[WHAT YOU ARE ASKED TO DO] Report only how many lines of the entries below contain the string "JSON".

A block of data
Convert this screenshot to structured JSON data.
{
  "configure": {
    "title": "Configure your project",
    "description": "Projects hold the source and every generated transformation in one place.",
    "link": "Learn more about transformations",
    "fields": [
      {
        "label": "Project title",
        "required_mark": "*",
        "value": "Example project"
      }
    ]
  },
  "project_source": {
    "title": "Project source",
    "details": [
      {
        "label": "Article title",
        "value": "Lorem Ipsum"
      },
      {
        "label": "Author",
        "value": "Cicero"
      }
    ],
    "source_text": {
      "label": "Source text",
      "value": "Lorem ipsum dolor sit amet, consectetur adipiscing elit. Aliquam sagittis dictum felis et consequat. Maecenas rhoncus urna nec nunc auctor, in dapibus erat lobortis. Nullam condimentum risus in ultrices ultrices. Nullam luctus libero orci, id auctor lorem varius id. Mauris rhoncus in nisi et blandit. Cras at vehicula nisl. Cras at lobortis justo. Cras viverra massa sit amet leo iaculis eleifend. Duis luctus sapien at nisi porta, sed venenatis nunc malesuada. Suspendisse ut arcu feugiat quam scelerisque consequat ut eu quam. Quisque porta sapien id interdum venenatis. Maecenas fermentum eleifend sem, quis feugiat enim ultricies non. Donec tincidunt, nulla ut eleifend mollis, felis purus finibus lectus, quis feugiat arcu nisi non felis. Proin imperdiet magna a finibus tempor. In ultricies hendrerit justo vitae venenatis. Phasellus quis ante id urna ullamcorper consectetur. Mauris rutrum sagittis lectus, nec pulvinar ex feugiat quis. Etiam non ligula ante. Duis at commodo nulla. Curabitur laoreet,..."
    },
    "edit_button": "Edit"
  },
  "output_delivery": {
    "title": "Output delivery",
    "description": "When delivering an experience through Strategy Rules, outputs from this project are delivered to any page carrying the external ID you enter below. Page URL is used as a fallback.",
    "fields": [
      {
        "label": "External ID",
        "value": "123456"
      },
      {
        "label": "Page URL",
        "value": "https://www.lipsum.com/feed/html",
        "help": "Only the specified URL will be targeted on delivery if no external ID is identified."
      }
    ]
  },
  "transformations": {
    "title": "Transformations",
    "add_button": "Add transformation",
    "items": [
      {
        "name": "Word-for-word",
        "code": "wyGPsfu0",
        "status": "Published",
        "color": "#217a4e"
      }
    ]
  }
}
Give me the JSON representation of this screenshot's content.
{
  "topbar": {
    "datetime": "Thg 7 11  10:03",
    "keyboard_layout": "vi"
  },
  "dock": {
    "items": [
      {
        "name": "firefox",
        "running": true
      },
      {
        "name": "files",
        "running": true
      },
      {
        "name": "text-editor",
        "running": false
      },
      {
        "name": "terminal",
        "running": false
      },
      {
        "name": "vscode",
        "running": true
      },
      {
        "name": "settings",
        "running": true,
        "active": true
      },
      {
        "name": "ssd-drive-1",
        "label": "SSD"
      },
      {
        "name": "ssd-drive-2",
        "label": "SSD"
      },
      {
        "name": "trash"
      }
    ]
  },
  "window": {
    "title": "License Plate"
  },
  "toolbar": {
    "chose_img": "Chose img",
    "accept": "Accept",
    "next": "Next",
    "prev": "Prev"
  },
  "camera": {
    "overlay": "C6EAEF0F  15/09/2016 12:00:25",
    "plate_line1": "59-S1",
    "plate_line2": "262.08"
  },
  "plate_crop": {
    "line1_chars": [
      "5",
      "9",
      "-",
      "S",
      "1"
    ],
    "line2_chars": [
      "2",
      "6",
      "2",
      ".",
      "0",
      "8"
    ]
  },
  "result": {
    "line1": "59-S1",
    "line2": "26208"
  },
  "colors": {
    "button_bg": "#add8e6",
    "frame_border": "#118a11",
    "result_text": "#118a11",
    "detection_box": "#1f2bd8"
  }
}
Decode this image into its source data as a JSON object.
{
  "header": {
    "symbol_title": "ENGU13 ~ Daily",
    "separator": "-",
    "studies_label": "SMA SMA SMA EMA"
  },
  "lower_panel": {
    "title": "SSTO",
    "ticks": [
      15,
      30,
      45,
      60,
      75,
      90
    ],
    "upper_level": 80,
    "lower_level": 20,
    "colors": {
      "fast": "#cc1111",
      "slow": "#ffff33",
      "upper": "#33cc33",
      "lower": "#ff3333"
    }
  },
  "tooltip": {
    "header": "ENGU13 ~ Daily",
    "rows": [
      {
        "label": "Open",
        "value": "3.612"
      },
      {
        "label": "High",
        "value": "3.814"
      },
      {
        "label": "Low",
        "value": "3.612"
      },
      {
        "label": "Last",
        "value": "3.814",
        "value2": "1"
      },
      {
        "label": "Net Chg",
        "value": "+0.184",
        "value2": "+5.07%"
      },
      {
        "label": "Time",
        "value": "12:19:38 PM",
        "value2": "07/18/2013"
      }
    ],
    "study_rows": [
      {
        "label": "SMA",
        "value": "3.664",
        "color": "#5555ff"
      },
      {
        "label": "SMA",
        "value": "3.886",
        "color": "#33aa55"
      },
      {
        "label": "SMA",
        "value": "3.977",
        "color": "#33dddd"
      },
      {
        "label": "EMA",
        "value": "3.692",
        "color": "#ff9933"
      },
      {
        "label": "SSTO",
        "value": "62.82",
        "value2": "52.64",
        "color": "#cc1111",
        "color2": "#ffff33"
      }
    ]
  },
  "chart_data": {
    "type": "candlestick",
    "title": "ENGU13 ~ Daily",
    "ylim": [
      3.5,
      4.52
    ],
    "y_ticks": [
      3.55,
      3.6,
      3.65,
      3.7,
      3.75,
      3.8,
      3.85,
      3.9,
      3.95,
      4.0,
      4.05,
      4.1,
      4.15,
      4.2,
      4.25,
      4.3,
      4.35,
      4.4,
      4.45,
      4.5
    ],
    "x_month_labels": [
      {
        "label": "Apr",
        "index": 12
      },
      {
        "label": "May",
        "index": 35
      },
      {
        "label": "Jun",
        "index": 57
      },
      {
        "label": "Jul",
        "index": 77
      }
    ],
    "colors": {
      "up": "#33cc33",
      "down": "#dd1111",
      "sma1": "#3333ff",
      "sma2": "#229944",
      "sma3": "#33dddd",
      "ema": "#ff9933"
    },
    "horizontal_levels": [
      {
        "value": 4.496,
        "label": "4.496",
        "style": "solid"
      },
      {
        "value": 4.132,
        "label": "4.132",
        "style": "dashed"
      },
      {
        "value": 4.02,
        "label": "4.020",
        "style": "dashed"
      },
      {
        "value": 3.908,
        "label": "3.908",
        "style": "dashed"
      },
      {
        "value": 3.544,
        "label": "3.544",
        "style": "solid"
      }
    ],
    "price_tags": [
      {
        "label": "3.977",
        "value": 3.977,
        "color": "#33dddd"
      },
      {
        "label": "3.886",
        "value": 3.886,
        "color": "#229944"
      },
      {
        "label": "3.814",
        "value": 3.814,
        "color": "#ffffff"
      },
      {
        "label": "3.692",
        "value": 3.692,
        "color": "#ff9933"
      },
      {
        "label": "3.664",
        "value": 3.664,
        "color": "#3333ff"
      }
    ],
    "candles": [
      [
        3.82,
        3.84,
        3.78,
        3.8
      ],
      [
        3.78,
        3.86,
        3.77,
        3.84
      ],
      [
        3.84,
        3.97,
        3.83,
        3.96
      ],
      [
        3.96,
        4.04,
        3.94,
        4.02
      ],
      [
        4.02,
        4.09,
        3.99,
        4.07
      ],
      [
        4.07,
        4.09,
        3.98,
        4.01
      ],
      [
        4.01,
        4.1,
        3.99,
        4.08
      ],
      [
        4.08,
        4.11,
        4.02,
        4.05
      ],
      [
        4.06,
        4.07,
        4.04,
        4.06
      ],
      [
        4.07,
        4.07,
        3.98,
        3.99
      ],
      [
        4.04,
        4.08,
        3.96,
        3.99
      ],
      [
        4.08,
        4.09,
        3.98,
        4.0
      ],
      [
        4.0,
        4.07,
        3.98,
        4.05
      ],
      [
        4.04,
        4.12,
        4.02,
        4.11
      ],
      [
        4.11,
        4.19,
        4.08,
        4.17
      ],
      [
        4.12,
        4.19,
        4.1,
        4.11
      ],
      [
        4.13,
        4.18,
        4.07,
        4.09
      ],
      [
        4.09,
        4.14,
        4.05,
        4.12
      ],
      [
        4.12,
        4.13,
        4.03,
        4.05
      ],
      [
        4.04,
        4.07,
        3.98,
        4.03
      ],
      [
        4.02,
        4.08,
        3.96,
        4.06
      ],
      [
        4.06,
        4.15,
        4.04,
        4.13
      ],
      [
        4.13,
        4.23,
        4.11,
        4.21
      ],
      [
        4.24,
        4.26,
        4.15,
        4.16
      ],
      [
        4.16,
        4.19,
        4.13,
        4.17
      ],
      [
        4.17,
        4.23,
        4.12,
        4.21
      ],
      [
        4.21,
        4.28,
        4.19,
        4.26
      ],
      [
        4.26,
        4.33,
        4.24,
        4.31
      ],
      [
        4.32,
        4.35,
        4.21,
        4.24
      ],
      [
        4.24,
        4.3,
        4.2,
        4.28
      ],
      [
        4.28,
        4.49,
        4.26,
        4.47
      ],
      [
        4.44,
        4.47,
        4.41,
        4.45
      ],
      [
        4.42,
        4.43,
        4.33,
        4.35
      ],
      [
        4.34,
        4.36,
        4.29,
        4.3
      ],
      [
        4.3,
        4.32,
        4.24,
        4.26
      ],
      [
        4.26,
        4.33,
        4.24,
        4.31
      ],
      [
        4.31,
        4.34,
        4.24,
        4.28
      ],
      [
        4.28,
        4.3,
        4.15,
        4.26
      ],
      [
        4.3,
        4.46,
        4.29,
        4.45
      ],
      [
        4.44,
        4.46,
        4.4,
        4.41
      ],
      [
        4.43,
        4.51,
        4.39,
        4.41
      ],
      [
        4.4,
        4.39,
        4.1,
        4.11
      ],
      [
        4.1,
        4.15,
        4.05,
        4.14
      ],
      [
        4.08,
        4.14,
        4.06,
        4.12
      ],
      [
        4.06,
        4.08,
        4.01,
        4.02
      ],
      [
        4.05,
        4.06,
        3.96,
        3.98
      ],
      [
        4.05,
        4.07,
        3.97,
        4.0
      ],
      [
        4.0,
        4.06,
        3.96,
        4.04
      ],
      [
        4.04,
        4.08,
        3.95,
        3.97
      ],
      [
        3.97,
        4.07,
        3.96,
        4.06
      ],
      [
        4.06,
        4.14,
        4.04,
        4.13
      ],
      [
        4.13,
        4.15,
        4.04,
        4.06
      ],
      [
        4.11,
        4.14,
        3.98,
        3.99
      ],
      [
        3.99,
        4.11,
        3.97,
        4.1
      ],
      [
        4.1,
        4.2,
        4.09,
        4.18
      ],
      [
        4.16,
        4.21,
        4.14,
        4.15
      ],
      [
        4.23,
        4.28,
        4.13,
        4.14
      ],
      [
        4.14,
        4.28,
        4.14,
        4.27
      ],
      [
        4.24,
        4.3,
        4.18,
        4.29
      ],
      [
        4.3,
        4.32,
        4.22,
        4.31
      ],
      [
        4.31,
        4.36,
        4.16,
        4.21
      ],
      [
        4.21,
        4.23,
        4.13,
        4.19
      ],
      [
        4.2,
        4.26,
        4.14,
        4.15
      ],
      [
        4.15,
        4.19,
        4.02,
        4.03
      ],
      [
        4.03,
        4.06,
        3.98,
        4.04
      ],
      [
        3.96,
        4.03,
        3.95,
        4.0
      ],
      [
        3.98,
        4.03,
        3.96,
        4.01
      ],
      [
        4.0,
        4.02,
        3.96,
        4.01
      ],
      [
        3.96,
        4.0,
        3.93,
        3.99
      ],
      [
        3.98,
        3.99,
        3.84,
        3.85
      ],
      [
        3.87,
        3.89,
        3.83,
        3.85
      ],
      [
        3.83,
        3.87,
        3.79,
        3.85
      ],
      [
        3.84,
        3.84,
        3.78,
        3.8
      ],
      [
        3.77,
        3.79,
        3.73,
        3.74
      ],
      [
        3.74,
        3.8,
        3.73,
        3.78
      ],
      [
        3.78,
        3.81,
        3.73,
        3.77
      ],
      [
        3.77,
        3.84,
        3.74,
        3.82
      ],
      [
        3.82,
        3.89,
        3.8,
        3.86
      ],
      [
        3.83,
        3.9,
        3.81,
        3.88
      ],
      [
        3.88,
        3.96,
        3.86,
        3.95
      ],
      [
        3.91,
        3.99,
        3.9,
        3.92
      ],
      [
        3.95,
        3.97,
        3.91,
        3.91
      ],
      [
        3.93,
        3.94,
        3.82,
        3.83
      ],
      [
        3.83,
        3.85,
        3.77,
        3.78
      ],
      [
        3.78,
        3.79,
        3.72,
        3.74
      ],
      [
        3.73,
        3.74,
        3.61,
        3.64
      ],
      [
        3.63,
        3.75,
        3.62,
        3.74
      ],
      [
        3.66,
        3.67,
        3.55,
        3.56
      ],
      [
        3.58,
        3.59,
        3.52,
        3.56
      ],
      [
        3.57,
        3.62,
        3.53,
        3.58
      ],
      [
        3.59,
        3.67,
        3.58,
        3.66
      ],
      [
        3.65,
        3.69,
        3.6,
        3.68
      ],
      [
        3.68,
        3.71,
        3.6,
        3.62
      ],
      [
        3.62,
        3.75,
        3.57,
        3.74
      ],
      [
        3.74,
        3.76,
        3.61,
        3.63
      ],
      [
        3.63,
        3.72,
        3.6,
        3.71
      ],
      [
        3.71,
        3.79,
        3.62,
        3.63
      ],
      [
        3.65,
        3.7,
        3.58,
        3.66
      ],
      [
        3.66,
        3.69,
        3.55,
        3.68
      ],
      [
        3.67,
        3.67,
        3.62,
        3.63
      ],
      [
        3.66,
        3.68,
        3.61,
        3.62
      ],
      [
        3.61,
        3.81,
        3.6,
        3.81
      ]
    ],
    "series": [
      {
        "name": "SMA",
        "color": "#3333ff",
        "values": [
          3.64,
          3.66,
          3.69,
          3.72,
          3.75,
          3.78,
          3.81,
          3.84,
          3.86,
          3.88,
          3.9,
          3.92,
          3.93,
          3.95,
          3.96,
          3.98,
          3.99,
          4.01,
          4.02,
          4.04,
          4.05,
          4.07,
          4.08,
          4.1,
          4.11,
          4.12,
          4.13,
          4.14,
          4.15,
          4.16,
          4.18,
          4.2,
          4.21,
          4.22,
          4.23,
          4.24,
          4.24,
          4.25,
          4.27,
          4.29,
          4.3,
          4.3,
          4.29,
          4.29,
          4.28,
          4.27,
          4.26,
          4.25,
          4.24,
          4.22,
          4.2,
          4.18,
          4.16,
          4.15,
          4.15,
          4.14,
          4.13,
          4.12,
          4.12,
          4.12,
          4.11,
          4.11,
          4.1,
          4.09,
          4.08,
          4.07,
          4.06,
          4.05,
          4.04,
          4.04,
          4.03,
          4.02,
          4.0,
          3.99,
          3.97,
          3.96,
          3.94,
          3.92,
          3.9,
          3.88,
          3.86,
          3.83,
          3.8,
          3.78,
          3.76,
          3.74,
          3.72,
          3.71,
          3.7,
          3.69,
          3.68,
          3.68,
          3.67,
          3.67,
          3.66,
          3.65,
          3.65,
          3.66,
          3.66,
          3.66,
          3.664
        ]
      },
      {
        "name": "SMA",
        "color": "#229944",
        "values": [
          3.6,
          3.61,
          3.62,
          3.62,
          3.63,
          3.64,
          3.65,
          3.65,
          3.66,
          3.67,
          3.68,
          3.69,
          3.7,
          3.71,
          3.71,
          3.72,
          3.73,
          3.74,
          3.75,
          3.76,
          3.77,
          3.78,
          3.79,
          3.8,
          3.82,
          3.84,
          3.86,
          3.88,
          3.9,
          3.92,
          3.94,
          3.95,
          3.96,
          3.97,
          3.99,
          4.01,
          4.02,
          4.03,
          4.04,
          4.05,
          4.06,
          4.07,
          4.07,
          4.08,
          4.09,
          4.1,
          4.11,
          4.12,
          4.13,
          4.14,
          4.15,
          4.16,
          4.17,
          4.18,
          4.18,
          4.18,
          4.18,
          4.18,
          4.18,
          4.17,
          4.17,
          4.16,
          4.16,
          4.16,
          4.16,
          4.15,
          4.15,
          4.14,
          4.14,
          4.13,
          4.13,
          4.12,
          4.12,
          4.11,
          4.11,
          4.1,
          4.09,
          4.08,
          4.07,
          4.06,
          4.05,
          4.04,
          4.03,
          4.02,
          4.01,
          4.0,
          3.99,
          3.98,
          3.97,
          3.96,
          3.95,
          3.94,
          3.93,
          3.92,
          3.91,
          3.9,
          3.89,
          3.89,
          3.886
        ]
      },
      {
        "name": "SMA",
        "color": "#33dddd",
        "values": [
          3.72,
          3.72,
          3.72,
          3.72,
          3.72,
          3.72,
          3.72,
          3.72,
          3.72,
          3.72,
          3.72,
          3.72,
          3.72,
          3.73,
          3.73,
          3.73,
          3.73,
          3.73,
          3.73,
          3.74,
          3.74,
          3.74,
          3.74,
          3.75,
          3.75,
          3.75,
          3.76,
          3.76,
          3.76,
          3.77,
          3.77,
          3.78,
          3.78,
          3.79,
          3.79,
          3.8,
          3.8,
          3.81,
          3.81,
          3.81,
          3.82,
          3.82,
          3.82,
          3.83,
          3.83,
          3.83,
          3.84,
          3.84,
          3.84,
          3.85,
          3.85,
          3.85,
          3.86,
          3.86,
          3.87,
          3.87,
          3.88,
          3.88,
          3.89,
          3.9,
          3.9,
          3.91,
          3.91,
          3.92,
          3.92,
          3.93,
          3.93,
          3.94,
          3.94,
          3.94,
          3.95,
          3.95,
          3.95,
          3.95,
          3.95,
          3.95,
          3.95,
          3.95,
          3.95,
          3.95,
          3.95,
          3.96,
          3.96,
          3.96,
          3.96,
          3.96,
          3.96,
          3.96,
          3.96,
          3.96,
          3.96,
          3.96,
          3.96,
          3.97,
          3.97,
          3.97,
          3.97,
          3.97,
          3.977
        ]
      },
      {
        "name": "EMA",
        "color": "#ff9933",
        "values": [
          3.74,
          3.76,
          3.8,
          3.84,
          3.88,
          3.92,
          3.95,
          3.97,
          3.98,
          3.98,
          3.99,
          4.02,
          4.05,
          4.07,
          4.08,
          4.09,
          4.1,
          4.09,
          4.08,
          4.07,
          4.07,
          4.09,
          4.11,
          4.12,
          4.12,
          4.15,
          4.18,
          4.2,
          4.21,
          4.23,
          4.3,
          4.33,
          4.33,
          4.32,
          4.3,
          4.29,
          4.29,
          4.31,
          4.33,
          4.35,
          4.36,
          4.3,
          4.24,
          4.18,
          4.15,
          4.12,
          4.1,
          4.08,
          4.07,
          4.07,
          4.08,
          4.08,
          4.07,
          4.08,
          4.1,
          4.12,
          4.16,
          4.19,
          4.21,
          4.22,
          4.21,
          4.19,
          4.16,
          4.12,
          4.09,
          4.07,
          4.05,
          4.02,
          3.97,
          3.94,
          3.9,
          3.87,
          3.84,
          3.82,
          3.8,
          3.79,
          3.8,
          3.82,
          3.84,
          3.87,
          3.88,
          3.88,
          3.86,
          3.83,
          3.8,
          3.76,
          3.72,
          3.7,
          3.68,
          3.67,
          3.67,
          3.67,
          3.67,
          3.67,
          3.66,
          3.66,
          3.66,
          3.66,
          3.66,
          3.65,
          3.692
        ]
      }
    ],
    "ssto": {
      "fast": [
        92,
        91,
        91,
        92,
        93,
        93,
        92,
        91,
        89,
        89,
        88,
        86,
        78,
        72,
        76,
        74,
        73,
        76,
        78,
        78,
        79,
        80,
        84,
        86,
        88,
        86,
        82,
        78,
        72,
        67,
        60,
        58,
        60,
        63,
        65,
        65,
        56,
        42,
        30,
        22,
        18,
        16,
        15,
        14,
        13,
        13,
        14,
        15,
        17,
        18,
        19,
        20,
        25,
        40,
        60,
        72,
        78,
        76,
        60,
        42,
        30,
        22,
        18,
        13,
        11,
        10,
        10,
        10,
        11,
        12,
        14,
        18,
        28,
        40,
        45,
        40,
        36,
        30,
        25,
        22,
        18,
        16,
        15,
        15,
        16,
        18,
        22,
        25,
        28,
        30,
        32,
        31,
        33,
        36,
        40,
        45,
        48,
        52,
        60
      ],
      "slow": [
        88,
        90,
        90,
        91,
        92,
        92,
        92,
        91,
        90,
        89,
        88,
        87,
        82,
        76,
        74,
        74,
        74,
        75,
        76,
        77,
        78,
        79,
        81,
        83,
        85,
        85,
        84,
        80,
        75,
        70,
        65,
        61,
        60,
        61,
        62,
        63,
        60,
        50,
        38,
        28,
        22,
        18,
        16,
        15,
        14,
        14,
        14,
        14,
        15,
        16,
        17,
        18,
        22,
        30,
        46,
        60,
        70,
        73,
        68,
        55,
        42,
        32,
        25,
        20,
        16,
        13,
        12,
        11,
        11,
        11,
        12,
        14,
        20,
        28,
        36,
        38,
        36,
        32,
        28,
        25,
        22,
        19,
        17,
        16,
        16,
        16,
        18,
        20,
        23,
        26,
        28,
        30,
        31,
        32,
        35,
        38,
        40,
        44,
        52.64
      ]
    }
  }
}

[ANSWER FOR THIS EXERCISE] 3